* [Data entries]
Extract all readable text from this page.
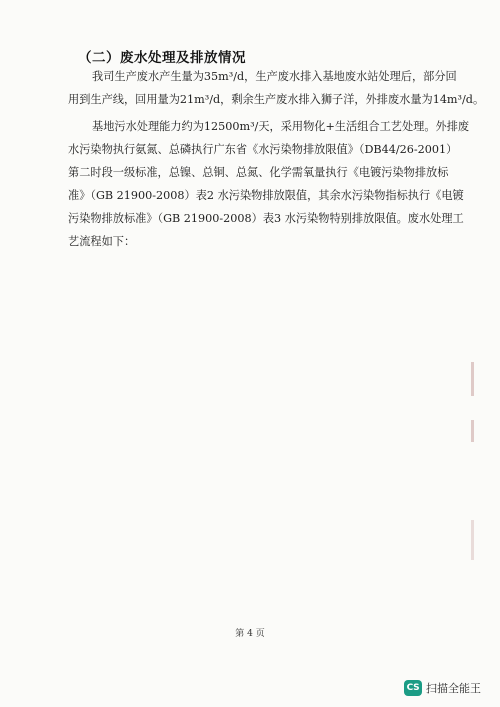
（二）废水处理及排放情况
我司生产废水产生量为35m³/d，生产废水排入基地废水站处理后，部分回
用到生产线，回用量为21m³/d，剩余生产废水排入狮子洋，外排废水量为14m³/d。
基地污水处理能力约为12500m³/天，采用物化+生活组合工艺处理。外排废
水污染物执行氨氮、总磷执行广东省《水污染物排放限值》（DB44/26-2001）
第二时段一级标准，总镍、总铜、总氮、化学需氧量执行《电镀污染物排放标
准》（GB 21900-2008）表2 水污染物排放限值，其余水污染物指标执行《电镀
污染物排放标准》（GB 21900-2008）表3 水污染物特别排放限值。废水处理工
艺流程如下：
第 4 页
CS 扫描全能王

* * *

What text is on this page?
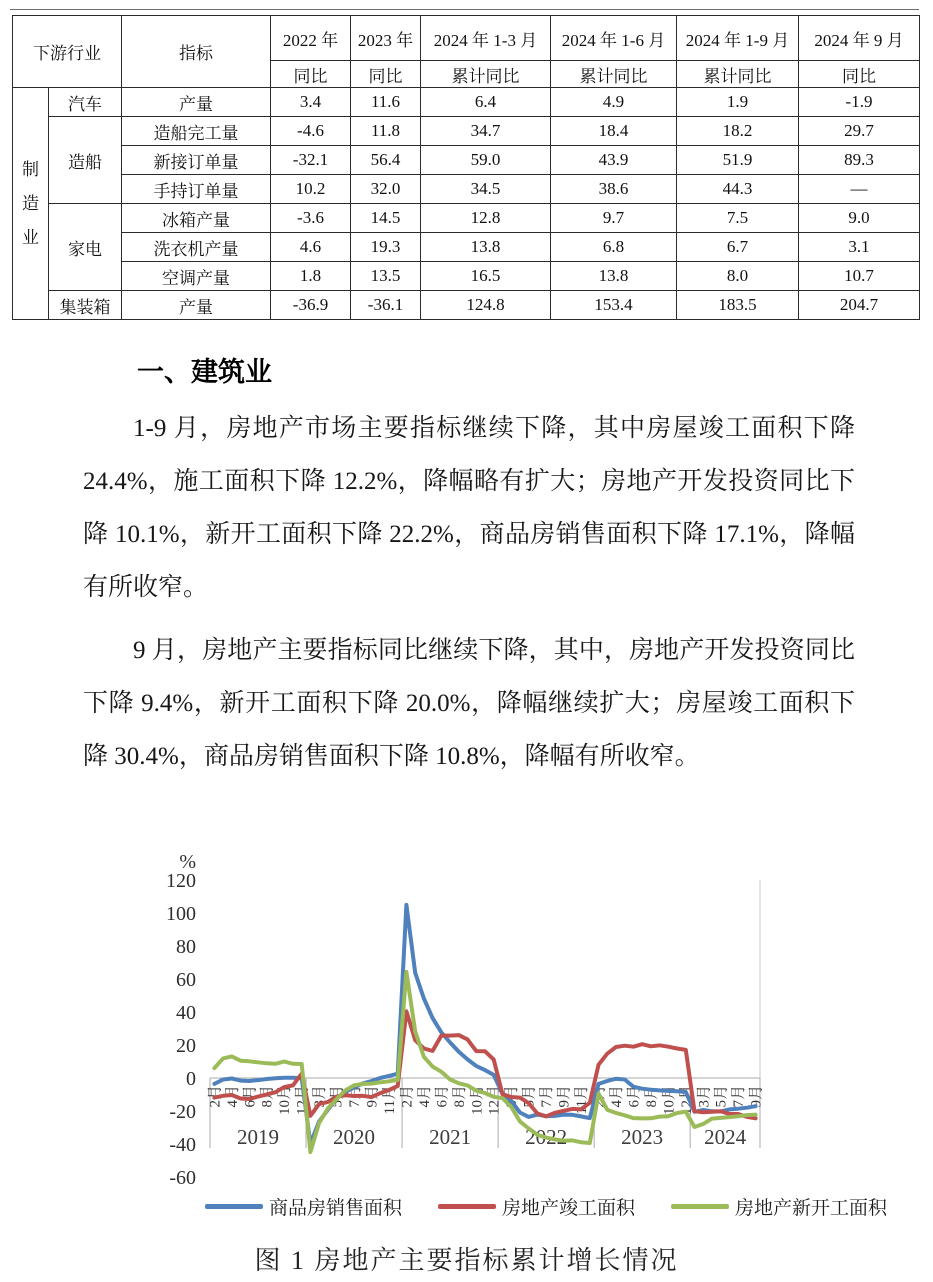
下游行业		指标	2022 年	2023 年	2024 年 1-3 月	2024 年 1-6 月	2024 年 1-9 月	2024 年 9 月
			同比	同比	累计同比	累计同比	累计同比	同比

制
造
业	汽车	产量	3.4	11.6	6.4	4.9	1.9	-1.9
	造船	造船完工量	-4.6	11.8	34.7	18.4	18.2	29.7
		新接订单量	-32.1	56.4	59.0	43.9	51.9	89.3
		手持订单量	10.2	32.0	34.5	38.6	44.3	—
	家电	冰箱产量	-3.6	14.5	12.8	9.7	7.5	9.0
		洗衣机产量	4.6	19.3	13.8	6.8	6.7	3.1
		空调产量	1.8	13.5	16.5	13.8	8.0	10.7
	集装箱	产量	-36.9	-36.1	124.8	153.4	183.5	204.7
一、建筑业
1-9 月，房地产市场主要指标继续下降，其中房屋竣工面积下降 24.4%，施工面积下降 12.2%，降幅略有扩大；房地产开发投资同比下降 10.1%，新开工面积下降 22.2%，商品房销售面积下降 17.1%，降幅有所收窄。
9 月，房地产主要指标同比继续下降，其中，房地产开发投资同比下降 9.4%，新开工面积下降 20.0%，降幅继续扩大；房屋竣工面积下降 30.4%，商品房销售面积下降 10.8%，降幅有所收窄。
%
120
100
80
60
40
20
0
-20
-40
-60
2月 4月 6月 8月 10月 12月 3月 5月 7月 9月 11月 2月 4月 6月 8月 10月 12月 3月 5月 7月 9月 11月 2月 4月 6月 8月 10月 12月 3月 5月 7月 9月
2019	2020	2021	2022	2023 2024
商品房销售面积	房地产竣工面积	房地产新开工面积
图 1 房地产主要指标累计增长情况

* [Exercise] Show each line of the data that contains the string "水污染物排放限值".

* [Solution to this problem]
水污染物执行氨氮、总磷执行广东省《水污染物排放限值》（DB44/26-2001）
准》（GB 21900-2008）表2 水污染物排放限值，其余水污染物指标执行《电镀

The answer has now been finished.